▸ Aim
Copy out the whole listing exactly as written, leaving the pictures behind.
#### Data for this task
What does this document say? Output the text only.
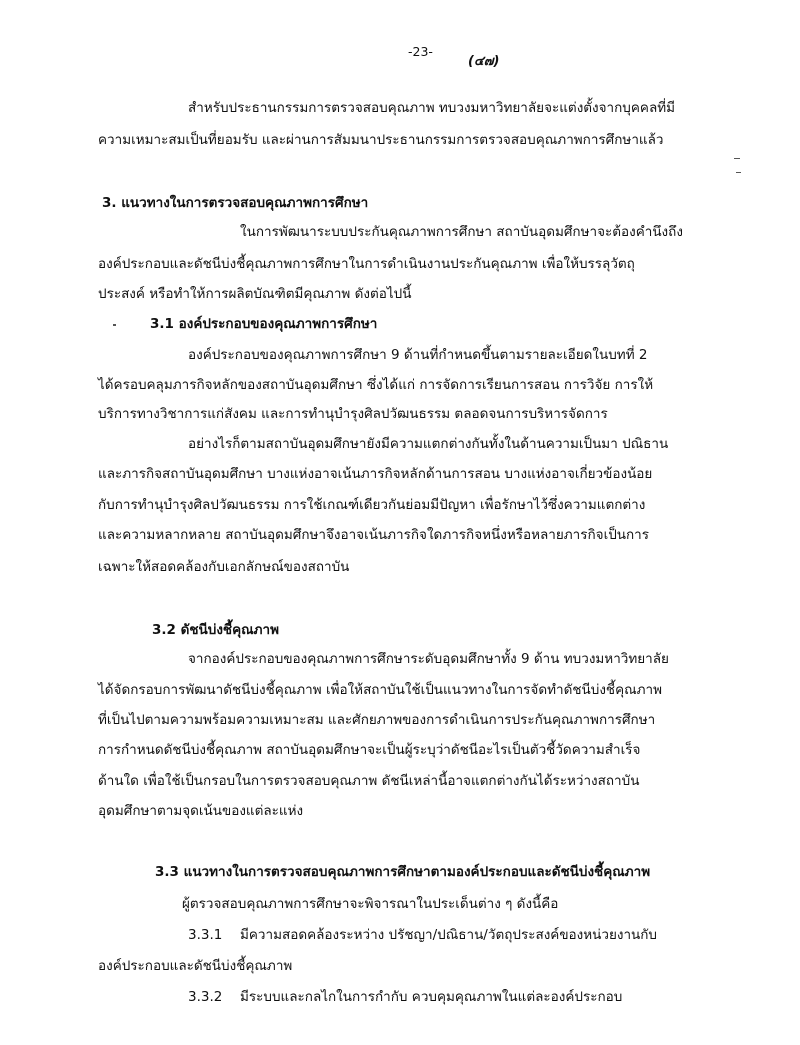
-23-
(๔๗)
สำหรับประธานกรรมการตรวจสอบคุณภาพ ทบวงมหาวิทยาลัยจะแต่งตั้งจากบุคคลที่มี
ความเหมาะสมเป็นที่ยอมรับ และผ่านการสัมมนาประธานกรรมการตรวจสอบคุณภาพการศึกษาแล้ว
3. แนวทางในการตรวจสอบคุณภาพการศึกษา
ในการพัฒนาระบบประกันคุณภาพการศึกษา สถาบันอุดมศึกษาจะต้องคำนึงถึง
องค์ประกอบและดัชนีบ่งชี้คุณภาพการศึกษาในการดำเนินงานประกันคุณภาพ เพื่อให้บรรลุวัตถุ
ประสงค์ หรือทำให้การผลิตบัณฑิตมีคุณภาพ ดังต่อไปนี้
3.1 องค์ประกอบของคุณภาพการศึกษา
องค์ประกอบของคุณภาพการศึกษา 9 ด้านที่กำหนดขึ้นตามรายละเอียดในบทที่ 2
ได้ครอบคลุมภารกิจหลักของสถาบันอุดมศึกษา ซึ่งได้แก่ การจัดการเรียนการสอน การวิจัย การให้
บริการทางวิชาการแก่สังคม และการทำนุบำรุงศิลปวัฒนธรรม ตลอดจนการบริหารจัดการ
อย่างไรก็ตามสถาบันอุดมศึกษายังมีความแตกต่างกันทั้งในด้านความเป็นมา ปณิธาน
และภารกิจสถาบันอุดมศึกษา บางแห่งอาจเน้นภารกิจหลักด้านการสอน บางแห่งอาจเกี่ยวข้องน้อย
กับการทำนุบำรุงศิลปวัฒนธรรม การใช้เกณฑ์เดียวกันย่อมมีปัญหา เพื่อรักษาไว้ซึ่งความแตกต่าง
และความหลากหลาย สถาบันอุดมศึกษาจึงอาจเน้นภารกิจใดภารกิจหนึ่งหรือหลายภารกิจเป็นการ
เฉพาะให้สอดคล้องกับเอกลักษณ์ของสถาบัน
3.2 ดัชนีบ่งชี้คุณภาพ
จากองค์ประกอบของคุณภาพการศึกษาระดับอุดมศึกษาทั้ง 9 ด้าน ทบวงมหาวิทยาลัย
ได้จัดกรอบการพัฒนาดัชนีบ่งชี้คุณภาพ เพื่อให้สถาบันใช้เป็นแนวทางในการจัดทำดัชนีบ่งชี้คุณภาพ
ที่เป็นไปตามความพร้อมความเหมาะสม และศักยภาพของการดำเนินการประกันคุณภาพการศึกษา
การกำหนดดัชนีบ่งชี้คุณภาพ สถาบันอุดมศึกษาจะเป็นผู้ระบุว่าดัชนีอะไรเป็นตัวชี้วัดความสำเร็จ
ด้านใด เพื่อใช้เป็นกรอบในการตรวจสอบคุณภาพ ดัชนีเหล่านี้อาจแตกต่างกันได้ระหว่างสถาบัน
อุดมศึกษาตามจุดเน้นของแต่ละแห่ง
3.3 แนวทางในการตรวจสอบคุณภาพการศึกษาตามองค์ประกอบและดัชนีบ่งชี้คุณภาพ
ผู้ตรวจสอบคุณภาพการศึกษาจะพิจารณาในประเด็นต่าง ๆ ดังนี้คือ
3.3.1 มีความสอดคล้องระหว่าง ปรัชญา/ปณิธาน/วัตถุประสงค์ของหน่วยงานกับ
องค์ประกอบและดัชนีบ่งชี้คุณภาพ
3.3.2 มีระบบและกลไกในการกำกับ ควบคุมคุณภาพในแต่ละองค์ประกอบ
########
▸ Solution to this task
What does this document say? Output the text only.
-23-
(๔๗)
สำหรับประธานกรรมการตรวจสอบคุณภาพ ทบวงมหาวิทยาลัยจะแต่งตั้งจากบุคคลที่มี
ความเหมาะสมเป็นที่ยอมรับ และผ่านการสัมมนาประธานกรรมการตรวจสอบคุณภาพการศึกษาแล้ว
3. แนวทางในการตรวจสอบคุณภาพการศึกษา
ในการพัฒนาระบบประกันคุณภาพการศึกษา สถาบันอุดมศึกษาจะต้องคำนึงถึง
องค์ประกอบและดัชนีบ่งชี้คุณภาพการศึกษาในการดำเนินงานประกันคุณภาพ เพื่อให้บรรลุวัตถุ
ประสงค์ หรือทำให้การผลิตบัณฑิตมีคุณภาพ ดังต่อไปนี้
3.1 องค์ประกอบของคุณภาพการศึกษา
องค์ประกอบของคุณภาพการศึกษา 9 ด้านที่กำหนดขึ้นตามรายละเอียดในบทที่ 2
ได้ครอบคลุมภารกิจหลักของสถาบันอุดมศึกษา ซึ่งได้แก่ การจัดการเรียนการสอน การวิจัย การให้
บริการทางวิชาการแก่สังคม และการทำนุบำรุงศิลปวัฒนธรรม ตลอดจนการบริหารจัดการ
อย่างไรก็ตามสถาบันอุดมศึกษายังมีความแตกต่างกันทั้งในด้านความเป็นมา ปณิธาน
และภารกิจสถาบันอุดมศึกษา บางแห่งอาจเน้นภารกิจหลักด้านการสอน บางแห่งอาจเกี่ยวข้องน้อย
กับการทำนุบำรุงศิลปวัฒนธรรม การใช้เกณฑ์เดียวกันย่อมมีปัญหา เพื่อรักษาไว้ซึ่งความแตกต่าง
และความหลากหลาย สถาบันอุดมศึกษาจึงอาจเน้นภารกิจใดภารกิจหนึ่งหรือหลายภารกิจเป็นการ
เฉพาะให้สอดคล้องกับเอกลักษณ์ของสถาบัน
3.2 ดัชนีบ่งชี้คุณภาพ
จากองค์ประกอบของคุณภาพการศึกษาระดับอุดมศึกษาทั้ง 9 ด้าน ทบวงมหาวิทยาลัย
ได้จัดกรอบการพัฒนาดัชนีบ่งชี้คุณภาพ เพื่อให้สถาบันใช้เป็นแนวทางในการจัดทำดัชนีบ่งชี้คุณภาพ
ที่เป็นไปตามความพร้อมความเหมาะสม และศักยภาพของการดำเนินการประกันคุณภาพการศึกษา
การกำหนดดัชนีบ่งชี้คุณภาพ สถาบันอุดมศึกษาจะเป็นผู้ระบุว่าดัชนีอะไรเป็นตัวชี้วัดความสำเร็จ
ด้านใด เพื่อใช้เป็นกรอบในการตรวจสอบคุณภาพ ดัชนีเหล่านี้อาจแตกต่างกันได้ระหว่างสถาบัน
อุดมศึกษาตามจุดเน้นของแต่ละแห่ง
3.3 แนวทางในการตรวจสอบคุณภาพการศึกษาตามองค์ประกอบและดัชนีบ่งชี้คุณภาพ
ผู้ตรวจสอบคุณภาพการศึกษาจะพิจารณาในประเด็นต่าง ๆ ดังนี้คือ
3.3.1 มีความสอดคล้องระหว่าง ปรัชญา/ปณิธาน/วัตถุประสงค์ของหน่วยงานกับ
องค์ประกอบและดัชนีบ่งชี้คุณภาพ
3.3.2 มีระบบและกลไกในการกำกับ ควบคุมคุณภาพในแต่ละองค์ประกอบ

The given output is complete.